Given exercise –
Retype the data exactly, starting at the line that contains "What elements are" and ending after the line that contains "hombres-value: 768: [600, 319, 709, 379]". Leave the pictures out of your answer.

Stored data –
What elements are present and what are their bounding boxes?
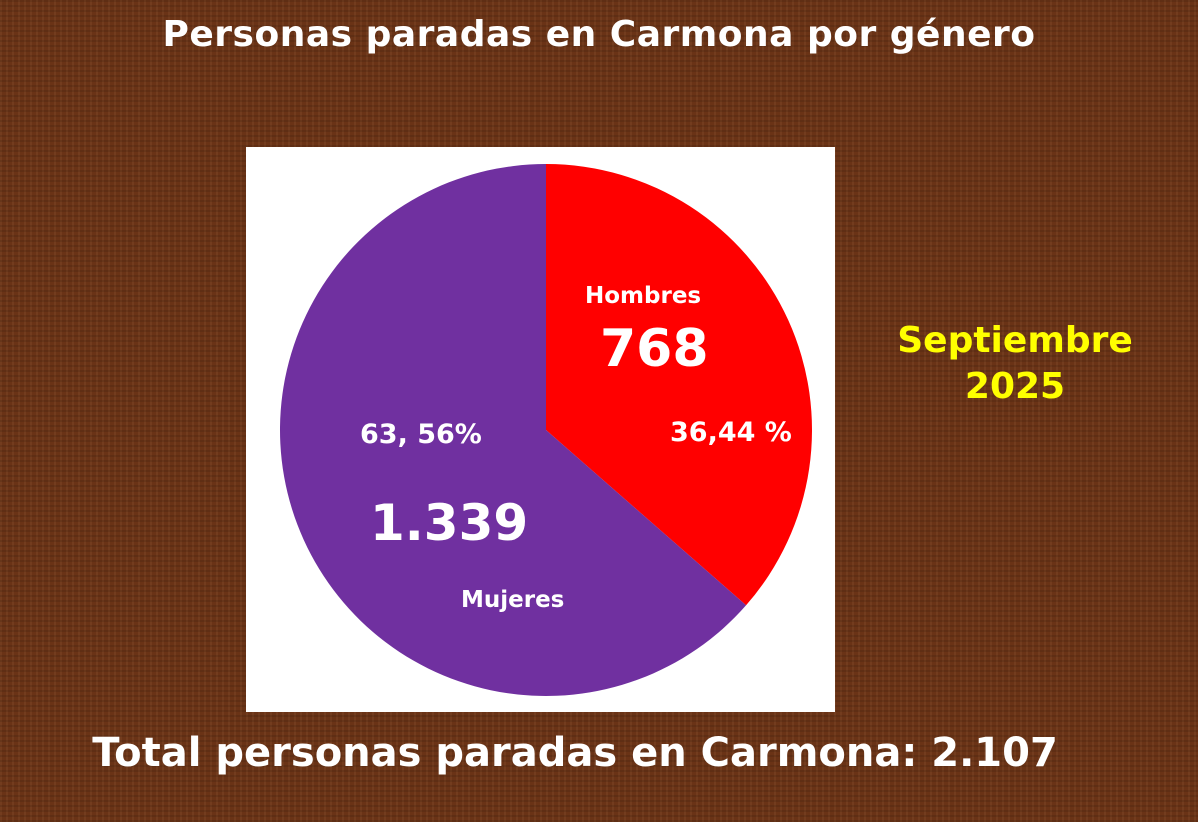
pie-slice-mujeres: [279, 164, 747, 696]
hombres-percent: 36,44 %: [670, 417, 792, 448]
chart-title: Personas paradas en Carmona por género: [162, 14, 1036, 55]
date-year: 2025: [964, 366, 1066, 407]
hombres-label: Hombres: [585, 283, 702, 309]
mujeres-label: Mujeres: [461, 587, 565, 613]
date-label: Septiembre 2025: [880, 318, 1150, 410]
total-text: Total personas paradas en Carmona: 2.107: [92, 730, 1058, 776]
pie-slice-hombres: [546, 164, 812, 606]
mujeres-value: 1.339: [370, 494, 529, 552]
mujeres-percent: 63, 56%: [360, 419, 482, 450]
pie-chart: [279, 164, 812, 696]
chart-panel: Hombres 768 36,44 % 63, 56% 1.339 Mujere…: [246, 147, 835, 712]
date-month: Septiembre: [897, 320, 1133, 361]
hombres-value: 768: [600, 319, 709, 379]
...
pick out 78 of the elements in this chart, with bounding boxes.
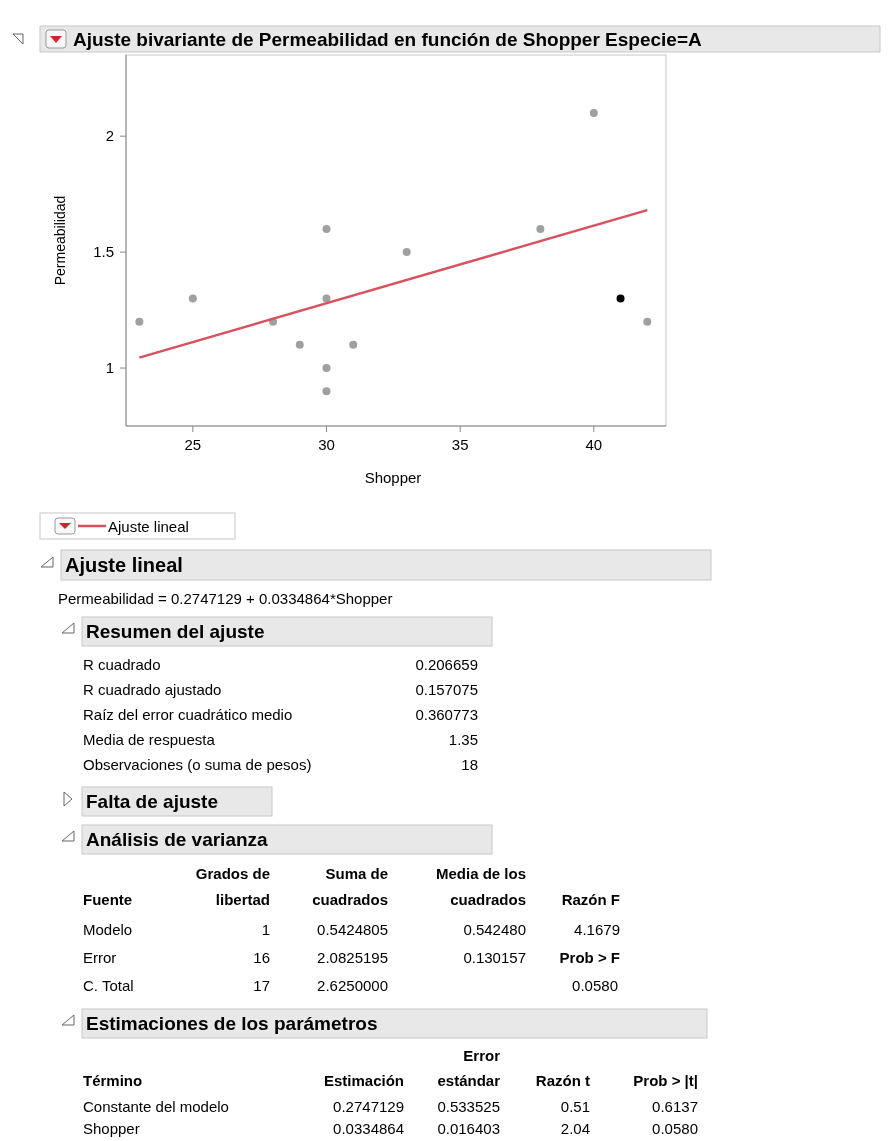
--
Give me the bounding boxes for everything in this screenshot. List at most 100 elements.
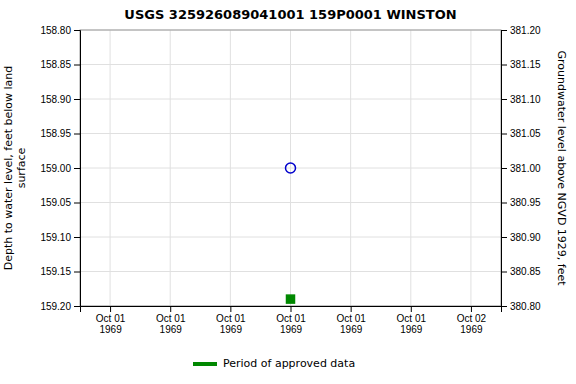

Answer in full –
What elements are present and what are their bounding boxes?
pie-slice-mujeres: [279, 164, 747, 696]
hombres-percent: 36,44 %: [670, 417, 792, 448]
chart-title: Personas paradas en Carmona por género: [162, 14, 1036, 55]
date-year: 2025: [964, 366, 1066, 407]
hombres-label: Hombres: [585, 283, 702, 309]
mujeres-label: Mujeres: [461, 587, 565, 613]
date-label: Septiembre 2025: [880, 318, 1150, 410]
total-text: Total personas paradas en Carmona: 2.107: [92, 730, 1058, 776]
pie-slice-hombres: [546, 164, 812, 606]
mujeres-value: 1.339: [370, 494, 529, 552]
mujeres-percent: 63, 56%: [360, 419, 482, 450]
pie-chart: [279, 164, 812, 696]
chart-panel: Hombres 768 36,44 % 63, 56% 1.339 Mujere…: [246, 147, 835, 712]
date-month: Septiembre: [897, 320, 1133, 361]
hombres-value: 768: [600, 319, 709, 379]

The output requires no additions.